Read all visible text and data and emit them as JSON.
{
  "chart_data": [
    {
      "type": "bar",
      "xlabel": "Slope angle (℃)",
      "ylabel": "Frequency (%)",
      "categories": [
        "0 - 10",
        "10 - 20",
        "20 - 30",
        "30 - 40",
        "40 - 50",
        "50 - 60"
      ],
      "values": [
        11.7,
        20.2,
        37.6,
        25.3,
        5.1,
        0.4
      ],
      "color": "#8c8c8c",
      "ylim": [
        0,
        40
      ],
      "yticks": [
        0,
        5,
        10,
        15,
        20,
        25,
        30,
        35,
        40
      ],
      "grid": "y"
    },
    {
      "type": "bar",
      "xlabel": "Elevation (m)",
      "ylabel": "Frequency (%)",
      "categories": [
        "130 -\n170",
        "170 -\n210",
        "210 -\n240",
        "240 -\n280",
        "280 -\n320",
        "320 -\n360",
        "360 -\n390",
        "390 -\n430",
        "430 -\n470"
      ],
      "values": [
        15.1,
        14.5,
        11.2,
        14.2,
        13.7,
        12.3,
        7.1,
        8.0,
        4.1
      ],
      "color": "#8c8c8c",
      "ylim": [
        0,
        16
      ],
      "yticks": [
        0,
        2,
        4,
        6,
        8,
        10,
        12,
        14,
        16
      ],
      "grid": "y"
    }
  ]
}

-.-.-

### Task requirements
Retype all of the material, keeping each line exact.

### Task answer
Read all visible text and data and emit them as JSON.
{
  "chart_data": [
    {
      "type": "bar",
      "xlabel": "Slope angle (℃)",
      "ylabel": "Frequency (%)",
      "categories": [
        "0 - 10",
        "10 - 20",
        "20 - 30",
        "30 - 40",
        "40 - 50",
        "50 - 60"
      ],
      "values": [
        11.7,
        20.2,
        37.6,
        25.3,
        5.1,
        0.4
      ],
      "color": "#8c8c8c",
      "ylim": [
        0,
        40
      ],
      "yticks": [
        0,
        5,
        10,
        15,
        20,
        25,
        30,
        35,
        40
      ],
      "grid": "y"
    },
    {
      "type": "bar",
      "xlabel": "Elevation (m)",
      "ylabel": "Frequency (%)",
      "categories": [
        "130 -\n170",
        "170 -\n210",
        "210 -\n240",
        "240 -\n280",
        "280 -\n320",
        "320 -\n360",
        "360 -\n390",
        "390 -\n430",
        "430 -\n470"
      ],
      "values": [
        15.1,
        14.5,
        11.2,
        14.2,
        13.7,
        12.3,
        7.1,
        8.0,
        4.1
      ],
      "color": "#8c8c8c",
      "ylim": [
        0,
        16
      ],
      "yticks": [
        0,
        2,
        4,
        6,
        8,
        10,
        12,
        14,
        16
      ],
      "grid": "y"
    }
  ]
}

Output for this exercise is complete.